═════ DATA PROVIDED ═════

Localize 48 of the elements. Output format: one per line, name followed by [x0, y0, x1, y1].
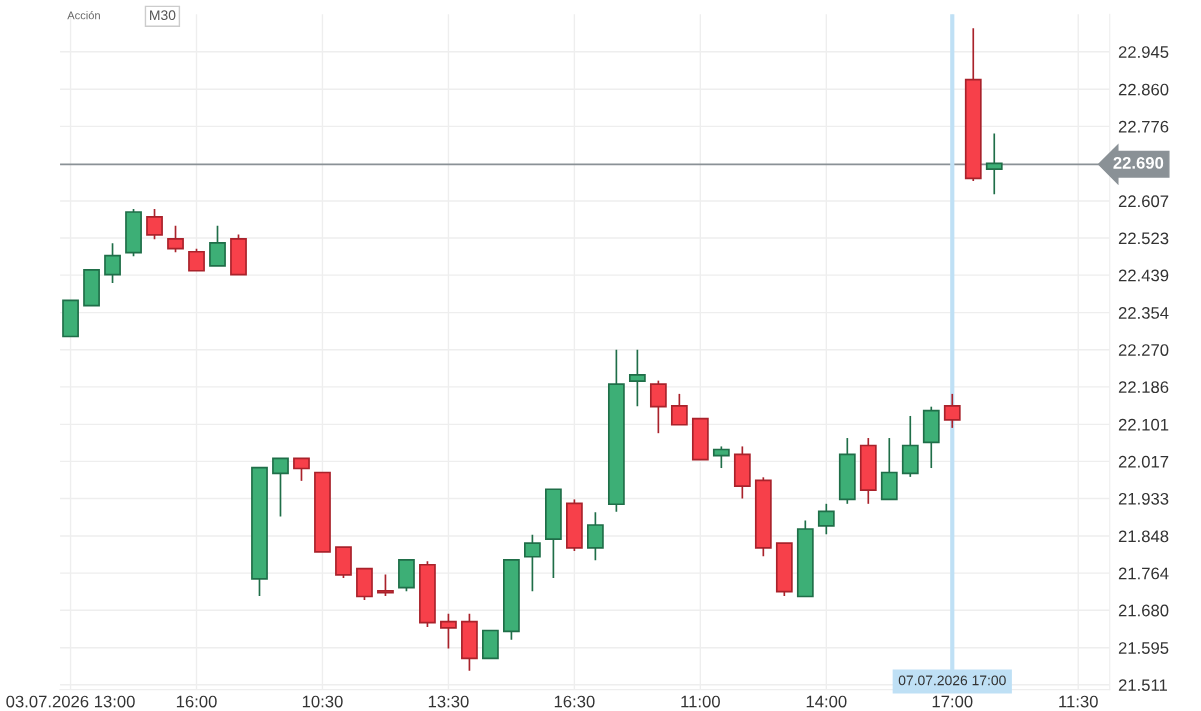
annotation: M30: [150, 10, 176, 21]
y-tick-label: 22.439: [1118, 269, 1169, 282]
x-tick-label: 10:30: [302, 695, 343, 708]
ref-line-label: 07.07.2026 17:00: [898, 675, 1006, 686]
y-tick-label: 22.607: [1118, 195, 1169, 208]
y-tick-label: 21.764: [1118, 567, 1169, 580]
candlestick: [209, 224, 226, 267]
y-tick-label: 22.101: [1118, 418, 1169, 431]
x-tick-label: 14:00: [806, 695, 847, 708]
candlestick: [188, 247, 205, 272]
y-tick-label: 22.945: [1118, 46, 1169, 58]
y-tick-label: 22.270: [1118, 344, 1169, 356]
y-tick-label: 21.933: [1118, 492, 1169, 505]
candlestick: [146, 208, 163, 241]
candlestick: [293, 457, 310, 482]
ref-line-label: 22.690: [1113, 156, 1164, 169]
candlestick: [272, 457, 289, 518]
x-tick-label: 16:30: [554, 695, 595, 708]
y-tick-label: 21.680: [1118, 604, 1169, 617]
candlestick: [670, 393, 688, 426]
x-tick-label: 11:30: [1059, 695, 1098, 708]
candlestick: [377, 573, 394, 597]
x-tick-label: 16:00: [176, 695, 217, 708]
candlestick: [712, 445, 730, 469]
candlestick: [817, 502, 835, 536]
candlestick: [524, 533, 541, 593]
y-tick-label: 22.186: [1118, 381, 1169, 394]
candlestick: [943, 393, 961, 429]
candlestick: [440, 612, 457, 650]
x-tick-label: 13:30: [428, 695, 469, 708]
candlestick: [586, 511, 604, 562]
y-tick-label: 22.776: [1118, 120, 1169, 133]
y-tick-label: 21.511: [1118, 679, 1167, 692]
y-tick-label: 21.848: [1118, 530, 1169, 543]
candlestick: [167, 224, 184, 254]
y-tick-label: 22.354: [1118, 307, 1169, 319]
y-tick-label: 22.523: [1118, 232, 1169, 245]
candlestick: [985, 132, 1003, 196]
candlestick: [104, 242, 121, 284]
annotation: Acción: [67, 11, 100, 20]
x-tick-label: 17:00: [932, 695, 973, 708]
x-tick-label: 11:00: [681, 695, 720, 708]
y-tick-label: 21.595: [1118, 642, 1169, 654]
y-tick-label: 22.017: [1118, 455, 1169, 468]
y-tick-label: 22.860: [1118, 83, 1169, 96]
candlestick: [649, 379, 667, 435]
x-tick-label: 03.07.2026 13:00: [6, 695, 135, 708]
candlestick: [628, 348, 646, 408]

═════

• **WHAT THE EXERCISE ASKS**:
Could you reproduce every line of the records above word for word, leaving out the pictures?

• **RESULT OF THE TASK**:
Localize 48 of the elements. Output format: one per line, name followed by [x0, y0, x1, y1].
annotation: M30: [150, 10, 176, 21]
y-tick-label: 22.439: [1118, 269, 1169, 282]
x-tick-label: 10:30: [302, 695, 343, 708]
ref-line-label: 07.07.2026 17:00: [898, 675, 1006, 686]
y-tick-label: 22.607: [1118, 195, 1169, 208]
y-tick-label: 21.764: [1118, 567, 1169, 580]
candlestick: [209, 224, 226, 267]
y-tick-label: 22.101: [1118, 418, 1169, 431]
x-tick-label: 14:00: [806, 695, 847, 708]
candlestick: [188, 247, 205, 272]
y-tick-label: 22.945: [1118, 46, 1169, 58]
y-tick-label: 22.270: [1118, 344, 1169, 356]
y-tick-label: 21.933: [1118, 492, 1169, 505]
candlestick: [146, 208, 163, 241]
candlestick: [293, 457, 310, 482]
ref-line-label: 22.690: [1113, 156, 1164, 169]
candlestick: [272, 457, 289, 518]
x-tick-label: 16:30: [554, 695, 595, 708]
y-tick-label: 21.680: [1118, 604, 1169, 617]
candlestick: [670, 393, 688, 426]
x-tick-label: 11:30: [1059, 695, 1098, 708]
candlestick: [377, 573, 394, 597]
x-tick-label: 16:00: [176, 695, 217, 708]
candlestick: [712, 445, 730, 469]
candlestick: [817, 502, 835, 536]
candlestick: [524, 533, 541, 593]
y-tick-label: 22.186: [1118, 381, 1169, 394]
candlestick: [943, 393, 961, 429]
candlestick: [440, 612, 457, 650]
x-tick-label: 13:30: [428, 695, 469, 708]
candlestick: [586, 511, 604, 562]
y-tick-label: 22.776: [1118, 120, 1169, 133]
y-tick-label: 21.511: [1118, 679, 1167, 692]
y-tick-label: 21.848: [1118, 530, 1169, 543]
candlestick: [167, 224, 184, 254]
y-tick-label: 22.354: [1118, 307, 1169, 319]
y-tick-label: 22.523: [1118, 232, 1169, 245]
candlestick: [985, 132, 1003, 196]
candlestick: [104, 242, 121, 284]
annotation: Acción: [67, 11, 100, 20]
x-tick-label: 17:00: [932, 695, 973, 708]
x-tick-label: 11:00: [681, 695, 720, 708]
y-tick-label: 21.595: [1118, 642, 1169, 654]
y-tick-label: 22.017: [1118, 455, 1169, 468]
y-tick-label: 22.860: [1118, 83, 1169, 96]
candlestick: [649, 379, 667, 435]
x-tick-label: 03.07.2026 13:00: [6, 695, 135, 708]
candlestick: [628, 348, 646, 408]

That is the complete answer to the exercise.